[Records]
- - - - - - -
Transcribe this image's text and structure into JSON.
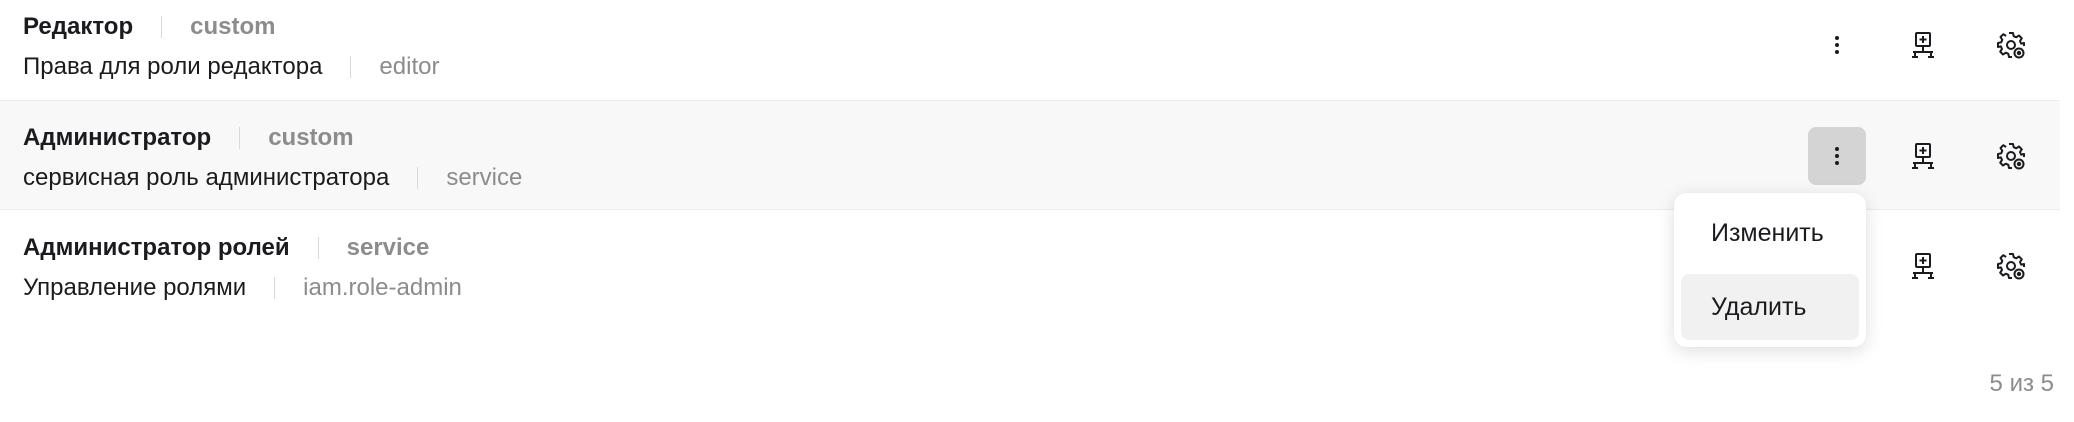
{
  "roles": [
    {
      "name": "Редактор",
      "type": "custom",
      "description": "Права для роли редактора",
      "code": "editor"
    },
    {
      "name": "Администратор",
      "type": "custom",
      "description": "сервисная роль администратора",
      "code": "service"
    },
    {
      "name": "Администратор ролей",
      "type": "service",
      "description": "Управление ролями",
      "code": "iam.role-admin"
    }
  ],
  "actions": {
    "kebab_icon": "more-vertical-icon",
    "tree_icon": "hierarchy-add-icon",
    "gear_icon": "settings-icon"
  },
  "context_menu": {
    "items": [
      "Изменить",
      "Удалить"
    ]
  },
  "pagination": {
    "text": "5 из 5"
  },
  "colors": {
    "text": "#1b1b1f",
    "muted": "#8c8c8c",
    "hover_row": "#f8f8f8",
    "active_button": "#d4d4d4"
  }
}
- - - - - - -
**TASK BRIEF:**
Please write out all of the material above without changing a word, and omit any pictures.

**FULL RESPONSE:**
Transcribe this image's text and structure into JSON.
{
  "roles": [
    {
      "name": "Редактор",
      "type": "custom",
      "description": "Права для роли редактора",
      "code": "editor"
    },
    {
      "name": "Администратор",
      "type": "custom",
      "description": "сервисная роль администратора",
      "code": "service"
    },
    {
      "name": "Администратор ролей",
      "type": "service",
      "description": "Управление ролями",
      "code": "iam.role-admin"
    }
  ],
  "actions": {
    "kebab_icon": "more-vertical-icon",
    "tree_icon": "hierarchy-add-icon",
    "gear_icon": "settings-icon"
  },
  "context_menu": {
    "items": [
      "Изменить",
      "Удалить"
    ]
  },
  "pagination": {
    "text": "5 из 5"
  },
  "colors": {
    "text": "#1b1b1f",
    "muted": "#8c8c8c",
    "hover_row": "#f8f8f8",
    "active_button": "#d4d4d4"
  }
}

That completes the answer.